§ **Task description**
The entries below are to be repeated exactly as they stand.

§ **Given records**
◆ ◆ ◆

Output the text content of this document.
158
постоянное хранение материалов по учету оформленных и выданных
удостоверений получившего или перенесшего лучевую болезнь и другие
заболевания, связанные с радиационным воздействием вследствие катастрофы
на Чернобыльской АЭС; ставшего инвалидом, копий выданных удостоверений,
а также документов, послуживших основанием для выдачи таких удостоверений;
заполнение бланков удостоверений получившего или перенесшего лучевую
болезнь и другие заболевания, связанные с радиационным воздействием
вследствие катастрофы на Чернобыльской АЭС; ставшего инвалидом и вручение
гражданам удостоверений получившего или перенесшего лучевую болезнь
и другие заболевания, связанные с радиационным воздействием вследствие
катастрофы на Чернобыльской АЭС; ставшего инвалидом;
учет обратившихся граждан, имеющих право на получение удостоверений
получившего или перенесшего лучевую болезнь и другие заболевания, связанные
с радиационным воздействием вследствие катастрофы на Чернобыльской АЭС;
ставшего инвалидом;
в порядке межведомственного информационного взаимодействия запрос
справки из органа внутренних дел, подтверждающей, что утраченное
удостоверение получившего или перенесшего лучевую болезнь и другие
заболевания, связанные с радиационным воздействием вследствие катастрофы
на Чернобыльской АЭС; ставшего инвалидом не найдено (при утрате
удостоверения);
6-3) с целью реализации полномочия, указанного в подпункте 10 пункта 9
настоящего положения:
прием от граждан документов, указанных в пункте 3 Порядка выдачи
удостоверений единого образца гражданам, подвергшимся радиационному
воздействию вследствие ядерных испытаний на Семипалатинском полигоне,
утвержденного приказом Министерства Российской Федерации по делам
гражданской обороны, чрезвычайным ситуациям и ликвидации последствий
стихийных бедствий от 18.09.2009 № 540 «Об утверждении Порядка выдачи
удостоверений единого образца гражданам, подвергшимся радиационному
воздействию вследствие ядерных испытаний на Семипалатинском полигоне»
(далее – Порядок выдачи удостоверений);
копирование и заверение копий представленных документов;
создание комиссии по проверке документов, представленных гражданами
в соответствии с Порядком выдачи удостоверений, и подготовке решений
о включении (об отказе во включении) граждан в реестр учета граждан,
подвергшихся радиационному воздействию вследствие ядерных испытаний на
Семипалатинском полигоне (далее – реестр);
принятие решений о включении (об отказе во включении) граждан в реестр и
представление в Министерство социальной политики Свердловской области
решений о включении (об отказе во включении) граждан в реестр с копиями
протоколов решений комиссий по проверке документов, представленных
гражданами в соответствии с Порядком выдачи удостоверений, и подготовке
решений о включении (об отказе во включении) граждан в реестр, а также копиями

◆ ◆ ◆

§ **Finished answer**
Output the text content of this document.
158
постоянное хранение материалов по учету оформленных и выданных
удостоверений получившего или перенесшего лучевую болезнь и другие
заболевания, связанные с радиационным воздействием вследствие катастрофы
на Чернобыльской АЭС; ставшего инвалидом, копий выданных удостоверений,
а также документов, послуживших основанием для выдачи таких удостоверений;
заполнение бланков удостоверений получившего или перенесшего лучевую
болезнь и другие заболевания, связанные с радиационным воздействием
вследствие катастрофы на Чернобыльской АЭС; ставшего инвалидом и вручение
гражданам удостоверений получившего или перенесшего лучевую болезнь
и другие заболевания, связанные с радиационным воздействием вследствие
катастрофы на Чернобыльской АЭС; ставшего инвалидом;
учет обратившихся граждан, имеющих право на получение удостоверений
получившего или перенесшего лучевую болезнь и другие заболевания, связанные
с радиационным воздействием вследствие катастрофы на Чернобыльской АЭС;
ставшего инвалидом;
в порядке межведомственного информационного взаимодействия запрос
справки из органа внутренних дел, подтверждающей, что утраченное
удостоверение получившего или перенесшего лучевую болезнь и другие
заболевания, связанные с радиационным воздействием вследствие катастрофы
на Чернобыльской АЭС; ставшего инвалидом не найдено (при утрате
удостоверения);
6-3) с целью реализации полномочия, указанного в подпункте 10 пункта 9
настоящего положения:
прием от граждан документов, указанных в пункте 3 Порядка выдачи
удостоверений единого образца гражданам, подвергшимся радиационному
воздействию вследствие ядерных испытаний на Семипалатинском полигоне,
утвержденного приказом Министерства Российской Федерации по делам
гражданской обороны, чрезвычайным ситуациям и ликвидации последствий
стихийных бедствий от 18.09.2009 № 540 «Об утверждении Порядка выдачи
удостоверений единого образца гражданам, подвергшимся радиационному
воздействию вследствие ядерных испытаний на Семипалатинском полигоне»
(далее – Порядок выдачи удостоверений);
копирование и заверение копий представленных документов;
создание комиссии по проверке документов, представленных гражданами
в соответствии с Порядком выдачи удостоверений, и подготовке решений
о включении (об отказе во включении) граждан в реестр учета граждан,
подвергшихся радиационному воздействию вследствие ядерных испытаний на
Семипалатинском полигоне (далее – реестр);
принятие решений о включении (об отказе во включении) граждан в реестр и
представление в Министерство социальной политики Свердловской области
решений о включении (об отказе во включении) граждан в реестр с копиями
протоколов решений комиссий по проверке документов, представленных
гражданами в соответствии с Порядком выдачи удостоверений, и подготовке
решений о включении (об отказе во включении) граждан в реестр, а также копиями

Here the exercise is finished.